**WRITTEN INSTRUCTION**: Where the string "subtitle" occurs in the material below, report the whole line.

**EXTRACTED RECORDS**:

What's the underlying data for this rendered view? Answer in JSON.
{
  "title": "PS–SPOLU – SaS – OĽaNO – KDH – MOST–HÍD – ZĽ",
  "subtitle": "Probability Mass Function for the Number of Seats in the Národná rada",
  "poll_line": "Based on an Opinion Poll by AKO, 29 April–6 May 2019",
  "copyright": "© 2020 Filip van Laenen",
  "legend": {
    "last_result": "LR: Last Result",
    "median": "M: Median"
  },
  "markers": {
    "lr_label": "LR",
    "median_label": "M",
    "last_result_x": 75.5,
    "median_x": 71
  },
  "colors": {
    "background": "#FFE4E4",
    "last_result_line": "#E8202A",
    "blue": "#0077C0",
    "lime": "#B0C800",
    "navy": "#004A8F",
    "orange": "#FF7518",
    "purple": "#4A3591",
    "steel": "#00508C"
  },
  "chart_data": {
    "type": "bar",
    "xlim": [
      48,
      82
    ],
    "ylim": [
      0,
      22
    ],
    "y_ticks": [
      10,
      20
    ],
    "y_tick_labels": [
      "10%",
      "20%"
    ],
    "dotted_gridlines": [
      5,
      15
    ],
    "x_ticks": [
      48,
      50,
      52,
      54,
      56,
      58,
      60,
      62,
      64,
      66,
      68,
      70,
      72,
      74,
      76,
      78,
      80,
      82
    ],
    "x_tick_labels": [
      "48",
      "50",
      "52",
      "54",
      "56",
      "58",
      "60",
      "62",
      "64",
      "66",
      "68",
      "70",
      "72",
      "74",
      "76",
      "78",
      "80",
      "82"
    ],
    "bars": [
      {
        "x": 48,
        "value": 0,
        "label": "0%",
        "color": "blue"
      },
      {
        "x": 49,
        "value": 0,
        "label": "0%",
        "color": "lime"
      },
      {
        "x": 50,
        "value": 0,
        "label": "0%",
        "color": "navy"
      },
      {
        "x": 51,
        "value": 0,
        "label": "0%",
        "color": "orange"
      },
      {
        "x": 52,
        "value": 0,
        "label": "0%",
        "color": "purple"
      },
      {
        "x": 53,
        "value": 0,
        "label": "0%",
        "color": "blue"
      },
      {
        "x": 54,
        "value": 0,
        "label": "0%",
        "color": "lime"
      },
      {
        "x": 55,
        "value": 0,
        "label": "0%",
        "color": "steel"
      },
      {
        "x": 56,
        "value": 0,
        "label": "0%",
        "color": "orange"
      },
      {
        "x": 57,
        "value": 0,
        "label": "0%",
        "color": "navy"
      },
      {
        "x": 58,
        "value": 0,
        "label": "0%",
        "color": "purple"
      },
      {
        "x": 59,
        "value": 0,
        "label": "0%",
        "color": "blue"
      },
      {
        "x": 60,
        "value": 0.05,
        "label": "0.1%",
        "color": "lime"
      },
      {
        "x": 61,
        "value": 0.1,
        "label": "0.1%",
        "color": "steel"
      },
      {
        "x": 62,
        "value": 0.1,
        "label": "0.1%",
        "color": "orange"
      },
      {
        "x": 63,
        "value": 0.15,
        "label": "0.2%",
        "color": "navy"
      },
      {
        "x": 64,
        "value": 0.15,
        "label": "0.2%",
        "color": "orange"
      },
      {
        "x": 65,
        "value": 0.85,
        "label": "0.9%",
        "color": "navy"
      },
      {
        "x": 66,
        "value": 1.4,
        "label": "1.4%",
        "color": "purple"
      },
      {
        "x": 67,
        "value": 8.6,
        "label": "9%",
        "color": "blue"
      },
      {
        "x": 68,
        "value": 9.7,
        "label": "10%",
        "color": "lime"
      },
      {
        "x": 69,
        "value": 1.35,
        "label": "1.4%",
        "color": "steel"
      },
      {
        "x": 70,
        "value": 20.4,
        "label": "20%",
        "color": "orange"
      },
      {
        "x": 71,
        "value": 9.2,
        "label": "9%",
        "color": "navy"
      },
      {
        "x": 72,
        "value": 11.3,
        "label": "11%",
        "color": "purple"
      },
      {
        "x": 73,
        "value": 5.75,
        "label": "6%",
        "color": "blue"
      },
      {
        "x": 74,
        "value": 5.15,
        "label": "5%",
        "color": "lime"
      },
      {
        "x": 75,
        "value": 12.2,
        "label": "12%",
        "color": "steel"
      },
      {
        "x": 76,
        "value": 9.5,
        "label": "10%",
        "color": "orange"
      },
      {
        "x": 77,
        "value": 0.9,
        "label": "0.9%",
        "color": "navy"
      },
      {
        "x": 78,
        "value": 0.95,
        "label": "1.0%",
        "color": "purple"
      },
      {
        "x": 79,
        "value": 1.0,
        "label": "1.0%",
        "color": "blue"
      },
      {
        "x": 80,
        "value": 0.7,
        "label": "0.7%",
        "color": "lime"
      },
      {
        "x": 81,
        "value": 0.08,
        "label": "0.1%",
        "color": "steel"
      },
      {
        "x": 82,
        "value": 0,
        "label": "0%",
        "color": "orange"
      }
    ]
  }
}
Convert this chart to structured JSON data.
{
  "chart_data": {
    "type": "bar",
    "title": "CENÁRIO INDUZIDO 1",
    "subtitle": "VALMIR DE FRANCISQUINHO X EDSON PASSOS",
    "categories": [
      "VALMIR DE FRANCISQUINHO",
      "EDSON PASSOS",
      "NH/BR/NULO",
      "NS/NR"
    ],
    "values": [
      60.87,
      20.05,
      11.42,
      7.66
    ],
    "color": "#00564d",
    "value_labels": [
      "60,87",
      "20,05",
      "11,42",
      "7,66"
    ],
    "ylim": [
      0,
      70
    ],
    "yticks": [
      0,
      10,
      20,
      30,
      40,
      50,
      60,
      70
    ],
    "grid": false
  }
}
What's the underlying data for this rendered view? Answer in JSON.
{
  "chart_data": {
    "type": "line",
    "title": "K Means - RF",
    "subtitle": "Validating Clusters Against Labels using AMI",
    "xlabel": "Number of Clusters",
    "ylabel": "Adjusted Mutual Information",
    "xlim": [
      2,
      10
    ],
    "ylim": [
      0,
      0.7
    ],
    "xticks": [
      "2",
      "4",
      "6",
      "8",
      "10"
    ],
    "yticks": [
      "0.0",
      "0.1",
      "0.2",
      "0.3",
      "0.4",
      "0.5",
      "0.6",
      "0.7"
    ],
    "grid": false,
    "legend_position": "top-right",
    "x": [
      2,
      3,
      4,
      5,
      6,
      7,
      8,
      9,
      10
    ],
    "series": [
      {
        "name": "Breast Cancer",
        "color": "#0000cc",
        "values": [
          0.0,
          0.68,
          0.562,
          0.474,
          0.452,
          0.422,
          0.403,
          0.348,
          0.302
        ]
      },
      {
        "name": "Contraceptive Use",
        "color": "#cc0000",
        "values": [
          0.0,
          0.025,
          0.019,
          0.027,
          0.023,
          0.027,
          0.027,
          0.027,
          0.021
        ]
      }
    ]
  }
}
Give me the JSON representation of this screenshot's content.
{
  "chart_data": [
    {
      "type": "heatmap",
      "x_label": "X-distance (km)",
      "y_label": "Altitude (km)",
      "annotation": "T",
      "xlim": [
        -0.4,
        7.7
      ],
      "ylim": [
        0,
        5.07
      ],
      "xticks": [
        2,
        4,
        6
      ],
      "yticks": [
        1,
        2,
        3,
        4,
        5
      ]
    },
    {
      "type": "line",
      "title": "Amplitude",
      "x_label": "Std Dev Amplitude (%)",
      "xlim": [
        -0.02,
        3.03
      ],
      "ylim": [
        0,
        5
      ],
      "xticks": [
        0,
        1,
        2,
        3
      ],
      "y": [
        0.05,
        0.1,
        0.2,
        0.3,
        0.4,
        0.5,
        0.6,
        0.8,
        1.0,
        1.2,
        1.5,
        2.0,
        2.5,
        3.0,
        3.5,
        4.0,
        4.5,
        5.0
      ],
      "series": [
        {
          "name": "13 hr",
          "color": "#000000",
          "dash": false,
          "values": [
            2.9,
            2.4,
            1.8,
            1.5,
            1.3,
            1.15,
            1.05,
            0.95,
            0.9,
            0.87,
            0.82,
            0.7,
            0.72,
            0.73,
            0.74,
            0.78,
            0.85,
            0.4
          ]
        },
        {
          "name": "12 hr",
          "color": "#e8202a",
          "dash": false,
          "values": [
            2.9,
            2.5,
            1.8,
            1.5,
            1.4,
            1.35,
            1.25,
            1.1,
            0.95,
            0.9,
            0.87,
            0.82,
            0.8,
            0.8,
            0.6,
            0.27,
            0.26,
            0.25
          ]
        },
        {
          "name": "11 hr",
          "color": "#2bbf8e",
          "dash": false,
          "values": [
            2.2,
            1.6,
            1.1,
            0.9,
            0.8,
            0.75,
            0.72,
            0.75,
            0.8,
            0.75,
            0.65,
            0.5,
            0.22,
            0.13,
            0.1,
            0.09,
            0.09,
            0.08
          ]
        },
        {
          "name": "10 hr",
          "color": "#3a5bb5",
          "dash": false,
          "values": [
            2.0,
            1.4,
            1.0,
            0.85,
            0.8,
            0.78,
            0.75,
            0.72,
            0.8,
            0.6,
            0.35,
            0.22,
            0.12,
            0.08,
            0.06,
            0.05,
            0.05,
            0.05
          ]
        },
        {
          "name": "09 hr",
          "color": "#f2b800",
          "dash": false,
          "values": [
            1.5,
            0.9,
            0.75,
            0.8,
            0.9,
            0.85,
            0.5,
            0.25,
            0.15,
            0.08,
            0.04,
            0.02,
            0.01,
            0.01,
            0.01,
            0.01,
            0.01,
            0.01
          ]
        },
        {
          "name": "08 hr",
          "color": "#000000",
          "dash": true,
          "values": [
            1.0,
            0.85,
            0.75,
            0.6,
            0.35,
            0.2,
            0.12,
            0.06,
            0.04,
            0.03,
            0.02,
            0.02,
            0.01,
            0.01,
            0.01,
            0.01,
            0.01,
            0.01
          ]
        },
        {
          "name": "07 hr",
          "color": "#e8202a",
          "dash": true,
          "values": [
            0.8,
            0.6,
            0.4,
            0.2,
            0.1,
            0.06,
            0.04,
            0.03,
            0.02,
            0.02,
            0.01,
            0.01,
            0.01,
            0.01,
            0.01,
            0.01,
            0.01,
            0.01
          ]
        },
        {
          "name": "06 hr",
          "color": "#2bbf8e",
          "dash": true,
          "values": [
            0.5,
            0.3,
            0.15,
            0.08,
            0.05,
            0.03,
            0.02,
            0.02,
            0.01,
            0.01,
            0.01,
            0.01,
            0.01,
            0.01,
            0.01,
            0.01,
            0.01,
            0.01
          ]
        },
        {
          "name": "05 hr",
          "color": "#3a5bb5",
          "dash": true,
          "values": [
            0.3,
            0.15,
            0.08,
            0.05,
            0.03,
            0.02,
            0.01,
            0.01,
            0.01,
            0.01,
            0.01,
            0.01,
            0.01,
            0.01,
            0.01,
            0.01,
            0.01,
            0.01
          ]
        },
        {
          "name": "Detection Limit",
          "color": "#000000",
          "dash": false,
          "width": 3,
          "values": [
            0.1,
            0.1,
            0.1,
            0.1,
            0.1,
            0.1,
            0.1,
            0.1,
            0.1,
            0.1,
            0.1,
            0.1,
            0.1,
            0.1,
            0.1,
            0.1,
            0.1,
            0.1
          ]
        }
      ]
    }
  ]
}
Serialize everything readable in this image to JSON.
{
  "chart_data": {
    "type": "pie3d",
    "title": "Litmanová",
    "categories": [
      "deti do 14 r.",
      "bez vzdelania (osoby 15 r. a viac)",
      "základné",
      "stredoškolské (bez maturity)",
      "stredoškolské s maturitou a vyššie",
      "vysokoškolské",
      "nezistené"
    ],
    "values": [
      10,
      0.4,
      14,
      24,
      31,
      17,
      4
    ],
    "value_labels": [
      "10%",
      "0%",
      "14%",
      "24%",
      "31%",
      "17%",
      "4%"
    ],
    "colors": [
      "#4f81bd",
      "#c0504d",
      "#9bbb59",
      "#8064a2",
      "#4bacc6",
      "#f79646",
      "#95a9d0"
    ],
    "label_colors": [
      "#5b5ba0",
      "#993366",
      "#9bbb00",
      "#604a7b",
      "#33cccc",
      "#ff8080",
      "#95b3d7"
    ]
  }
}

**SOLUTION FOR THIS TASK**:
  "subtitle": "Probability Mass Function for the Number of Seats in the Národná rada",
    "subtitle": "VALMIR DE FRANCISQUINHO X EDSON PASSOS",
    "subtitle": "Validating Clusters Against Labels using AMI",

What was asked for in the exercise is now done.